Your instructions:
Reproduce the entries word for word, from the first line through the line that contains "311, 281, 333]", including both.

>> START

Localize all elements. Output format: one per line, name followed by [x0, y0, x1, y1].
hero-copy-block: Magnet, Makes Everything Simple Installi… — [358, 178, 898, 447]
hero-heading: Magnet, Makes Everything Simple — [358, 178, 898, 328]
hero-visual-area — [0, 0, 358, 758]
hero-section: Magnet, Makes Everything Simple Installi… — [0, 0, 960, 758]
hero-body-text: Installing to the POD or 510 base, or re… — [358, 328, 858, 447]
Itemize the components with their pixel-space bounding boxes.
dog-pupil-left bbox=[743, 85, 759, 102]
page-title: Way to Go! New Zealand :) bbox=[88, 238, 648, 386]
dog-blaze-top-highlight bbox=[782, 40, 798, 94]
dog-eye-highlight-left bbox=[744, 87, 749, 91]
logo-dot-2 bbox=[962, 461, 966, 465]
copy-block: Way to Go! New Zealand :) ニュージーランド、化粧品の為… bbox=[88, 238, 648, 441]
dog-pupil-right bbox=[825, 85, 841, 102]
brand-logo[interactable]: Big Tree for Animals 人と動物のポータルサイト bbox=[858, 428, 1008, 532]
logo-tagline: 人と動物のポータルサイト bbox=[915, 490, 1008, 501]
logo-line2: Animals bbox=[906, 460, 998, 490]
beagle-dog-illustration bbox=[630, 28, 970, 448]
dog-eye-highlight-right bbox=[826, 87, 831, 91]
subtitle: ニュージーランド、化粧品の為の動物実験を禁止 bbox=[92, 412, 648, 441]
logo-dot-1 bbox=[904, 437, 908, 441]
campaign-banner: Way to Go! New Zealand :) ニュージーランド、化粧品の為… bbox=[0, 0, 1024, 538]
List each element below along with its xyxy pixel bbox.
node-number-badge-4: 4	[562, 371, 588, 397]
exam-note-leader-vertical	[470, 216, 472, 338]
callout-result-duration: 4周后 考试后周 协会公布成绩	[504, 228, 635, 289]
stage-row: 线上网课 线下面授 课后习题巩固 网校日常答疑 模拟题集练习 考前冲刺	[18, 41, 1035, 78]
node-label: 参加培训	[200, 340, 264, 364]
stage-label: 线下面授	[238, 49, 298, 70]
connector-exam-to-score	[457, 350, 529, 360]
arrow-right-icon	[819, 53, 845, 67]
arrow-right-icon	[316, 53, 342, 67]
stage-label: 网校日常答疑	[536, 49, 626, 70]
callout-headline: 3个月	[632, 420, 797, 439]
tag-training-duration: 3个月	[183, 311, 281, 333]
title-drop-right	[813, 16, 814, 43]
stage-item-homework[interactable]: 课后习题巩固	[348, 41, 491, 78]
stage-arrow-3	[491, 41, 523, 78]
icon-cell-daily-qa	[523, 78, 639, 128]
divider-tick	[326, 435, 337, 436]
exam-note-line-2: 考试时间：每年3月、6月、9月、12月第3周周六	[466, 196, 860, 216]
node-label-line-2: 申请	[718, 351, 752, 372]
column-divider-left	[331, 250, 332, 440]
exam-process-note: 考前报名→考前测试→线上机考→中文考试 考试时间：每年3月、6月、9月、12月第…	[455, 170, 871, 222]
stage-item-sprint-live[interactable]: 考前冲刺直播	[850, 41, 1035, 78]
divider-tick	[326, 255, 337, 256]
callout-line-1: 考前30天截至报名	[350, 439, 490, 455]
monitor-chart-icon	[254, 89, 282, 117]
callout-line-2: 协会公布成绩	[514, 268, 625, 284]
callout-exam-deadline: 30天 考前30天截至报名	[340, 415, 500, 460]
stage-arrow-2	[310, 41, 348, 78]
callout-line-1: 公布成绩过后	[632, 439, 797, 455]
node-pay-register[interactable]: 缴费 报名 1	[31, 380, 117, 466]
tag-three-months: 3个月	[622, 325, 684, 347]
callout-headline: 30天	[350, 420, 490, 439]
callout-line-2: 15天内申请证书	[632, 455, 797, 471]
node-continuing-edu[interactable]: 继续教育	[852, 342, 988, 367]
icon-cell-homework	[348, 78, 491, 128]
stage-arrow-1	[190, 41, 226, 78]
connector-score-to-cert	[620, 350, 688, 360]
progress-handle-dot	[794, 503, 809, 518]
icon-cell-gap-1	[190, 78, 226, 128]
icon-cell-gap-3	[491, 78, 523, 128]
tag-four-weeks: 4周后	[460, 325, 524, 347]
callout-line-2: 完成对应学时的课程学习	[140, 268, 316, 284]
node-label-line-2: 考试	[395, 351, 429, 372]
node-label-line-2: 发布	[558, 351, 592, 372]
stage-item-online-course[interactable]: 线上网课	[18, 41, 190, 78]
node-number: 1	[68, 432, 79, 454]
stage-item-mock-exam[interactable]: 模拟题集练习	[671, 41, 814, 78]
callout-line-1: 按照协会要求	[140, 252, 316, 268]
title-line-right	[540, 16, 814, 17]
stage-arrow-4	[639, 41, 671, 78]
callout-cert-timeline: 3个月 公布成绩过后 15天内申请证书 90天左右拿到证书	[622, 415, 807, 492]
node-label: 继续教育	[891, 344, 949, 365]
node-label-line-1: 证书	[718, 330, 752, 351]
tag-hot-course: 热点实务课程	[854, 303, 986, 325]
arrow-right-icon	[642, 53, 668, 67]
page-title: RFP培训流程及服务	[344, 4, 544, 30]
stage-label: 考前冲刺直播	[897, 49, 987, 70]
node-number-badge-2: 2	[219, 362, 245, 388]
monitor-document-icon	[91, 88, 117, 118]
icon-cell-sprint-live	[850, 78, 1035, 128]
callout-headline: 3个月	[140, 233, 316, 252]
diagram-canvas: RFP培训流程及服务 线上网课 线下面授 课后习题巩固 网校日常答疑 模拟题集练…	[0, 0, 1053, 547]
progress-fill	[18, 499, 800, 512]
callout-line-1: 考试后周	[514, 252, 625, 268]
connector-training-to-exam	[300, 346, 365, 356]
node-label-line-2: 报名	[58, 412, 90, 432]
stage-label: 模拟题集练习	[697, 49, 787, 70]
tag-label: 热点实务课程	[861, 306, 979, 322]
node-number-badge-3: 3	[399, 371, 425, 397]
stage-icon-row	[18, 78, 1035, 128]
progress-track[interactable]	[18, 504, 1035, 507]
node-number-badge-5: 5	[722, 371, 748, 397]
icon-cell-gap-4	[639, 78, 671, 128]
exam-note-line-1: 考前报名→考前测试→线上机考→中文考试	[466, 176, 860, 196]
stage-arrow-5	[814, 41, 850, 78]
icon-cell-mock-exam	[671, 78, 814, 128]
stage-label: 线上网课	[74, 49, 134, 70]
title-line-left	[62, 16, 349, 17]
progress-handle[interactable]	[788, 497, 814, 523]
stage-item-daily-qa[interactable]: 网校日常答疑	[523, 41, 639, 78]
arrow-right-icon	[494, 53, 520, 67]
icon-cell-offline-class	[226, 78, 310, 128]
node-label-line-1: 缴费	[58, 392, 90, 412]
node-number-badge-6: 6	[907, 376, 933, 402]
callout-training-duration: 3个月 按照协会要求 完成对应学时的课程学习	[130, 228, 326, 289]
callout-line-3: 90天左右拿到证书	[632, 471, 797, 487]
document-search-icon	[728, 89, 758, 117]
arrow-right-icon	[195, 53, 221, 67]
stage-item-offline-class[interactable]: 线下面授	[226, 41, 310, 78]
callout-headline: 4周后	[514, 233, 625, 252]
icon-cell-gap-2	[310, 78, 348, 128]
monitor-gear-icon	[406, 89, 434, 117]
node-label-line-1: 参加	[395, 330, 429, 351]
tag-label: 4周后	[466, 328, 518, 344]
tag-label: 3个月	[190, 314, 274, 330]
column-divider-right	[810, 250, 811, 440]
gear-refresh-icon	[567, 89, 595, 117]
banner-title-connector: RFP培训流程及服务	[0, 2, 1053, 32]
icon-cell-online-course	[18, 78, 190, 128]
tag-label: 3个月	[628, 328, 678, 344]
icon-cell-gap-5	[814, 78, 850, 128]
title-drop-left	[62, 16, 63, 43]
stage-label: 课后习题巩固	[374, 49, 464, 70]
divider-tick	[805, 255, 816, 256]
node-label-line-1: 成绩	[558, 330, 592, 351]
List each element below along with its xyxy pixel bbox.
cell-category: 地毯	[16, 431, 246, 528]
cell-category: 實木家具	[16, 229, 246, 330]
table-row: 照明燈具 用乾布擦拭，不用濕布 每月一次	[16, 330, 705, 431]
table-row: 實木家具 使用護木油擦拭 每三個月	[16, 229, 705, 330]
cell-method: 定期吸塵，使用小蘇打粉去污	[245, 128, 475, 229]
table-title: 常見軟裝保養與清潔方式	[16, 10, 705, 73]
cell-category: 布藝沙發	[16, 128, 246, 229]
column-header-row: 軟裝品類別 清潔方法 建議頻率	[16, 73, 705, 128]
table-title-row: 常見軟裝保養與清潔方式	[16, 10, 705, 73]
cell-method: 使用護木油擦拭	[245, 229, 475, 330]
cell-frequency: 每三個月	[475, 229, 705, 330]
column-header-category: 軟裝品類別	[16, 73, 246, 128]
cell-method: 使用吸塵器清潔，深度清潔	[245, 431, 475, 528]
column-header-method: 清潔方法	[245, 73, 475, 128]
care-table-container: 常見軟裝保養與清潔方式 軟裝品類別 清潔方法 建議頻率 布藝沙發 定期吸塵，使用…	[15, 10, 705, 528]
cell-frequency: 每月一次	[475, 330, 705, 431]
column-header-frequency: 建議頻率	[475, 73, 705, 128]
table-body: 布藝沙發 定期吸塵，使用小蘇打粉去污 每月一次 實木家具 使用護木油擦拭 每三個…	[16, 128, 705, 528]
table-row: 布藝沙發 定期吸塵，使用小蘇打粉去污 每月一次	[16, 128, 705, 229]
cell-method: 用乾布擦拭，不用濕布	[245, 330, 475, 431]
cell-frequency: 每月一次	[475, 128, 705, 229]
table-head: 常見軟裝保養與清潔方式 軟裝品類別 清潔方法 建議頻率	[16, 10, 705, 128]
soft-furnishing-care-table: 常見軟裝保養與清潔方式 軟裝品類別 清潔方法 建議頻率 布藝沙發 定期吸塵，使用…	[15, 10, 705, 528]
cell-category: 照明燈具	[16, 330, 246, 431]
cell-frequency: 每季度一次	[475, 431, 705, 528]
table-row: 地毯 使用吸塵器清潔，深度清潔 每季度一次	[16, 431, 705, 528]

>> END

Solution:
Localize all elements. Output format: one per line, name followed by [x0, y0, x1, y1].
hero-copy-block: Magnet, Makes Everything Simple Installi… — [358, 178, 898, 447]
hero-heading: Magnet, Makes Everything Simple — [358, 178, 898, 328]
hero-visual-area — [0, 0, 358, 758]
hero-section: Magnet, Makes Everything Simple Installi… — [0, 0, 960, 758]
hero-body-text: Installing to the POD or 510 base, or re… — [358, 328, 858, 447]
Itemize the components with their pixel-space bounding boxes.
dog-pupil-left bbox=[743, 85, 759, 102]
page-title: Way to Go! New Zealand :) bbox=[88, 238, 648, 386]
dog-blaze-top-highlight bbox=[782, 40, 798, 94]
dog-eye-highlight-left bbox=[744, 87, 749, 91]
logo-dot-2 bbox=[962, 461, 966, 465]
copy-block: Way to Go! New Zealand :) ニュージーランド、化粧品の為… bbox=[88, 238, 648, 441]
dog-pupil-right bbox=[825, 85, 841, 102]
brand-logo[interactable]: Big Tree for Animals 人と動物のポータルサイト bbox=[858, 428, 1008, 532]
logo-tagline: 人と動物のポータルサイト bbox=[915, 490, 1008, 501]
logo-line2: Animals bbox=[906, 460, 998, 490]
beagle-dog-illustration bbox=[630, 28, 970, 448]
dog-eye-highlight-right bbox=[826, 87, 831, 91]
subtitle: ニュージーランド、化粧品の為の動物実験を禁止 bbox=[92, 412, 648, 441]
logo-dot-1 bbox=[904, 437, 908, 441]
campaign-banner: Way to Go! New Zealand :) ニュージーランド、化粧品の為… bbox=[0, 0, 1024, 538]
List each element below along with its xyxy pixel bbox.
node-number-badge-4: 4	[562, 371, 588, 397]
exam-note-leader-vertical	[470, 216, 472, 338]
callout-result-duration: 4周后 考试后周 协会公布成绩	[504, 228, 635, 289]
stage-row: 线上网课 线下面授 课后习题巩固 网校日常答疑 模拟题集练习 考前冲刺	[18, 41, 1035, 78]
node-label: 参加培训	[200, 340, 264, 364]
stage-label: 线下面授	[238, 49, 298, 70]
connector-exam-to-score	[457, 350, 529, 360]
arrow-right-icon	[819, 53, 845, 67]
arrow-right-icon	[316, 53, 342, 67]
stage-label: 网校日常答疑	[536, 49, 626, 70]
callout-headline: 3个月	[632, 420, 797, 439]
tag-training-duration: 3个月	[183, 311, 281, 333]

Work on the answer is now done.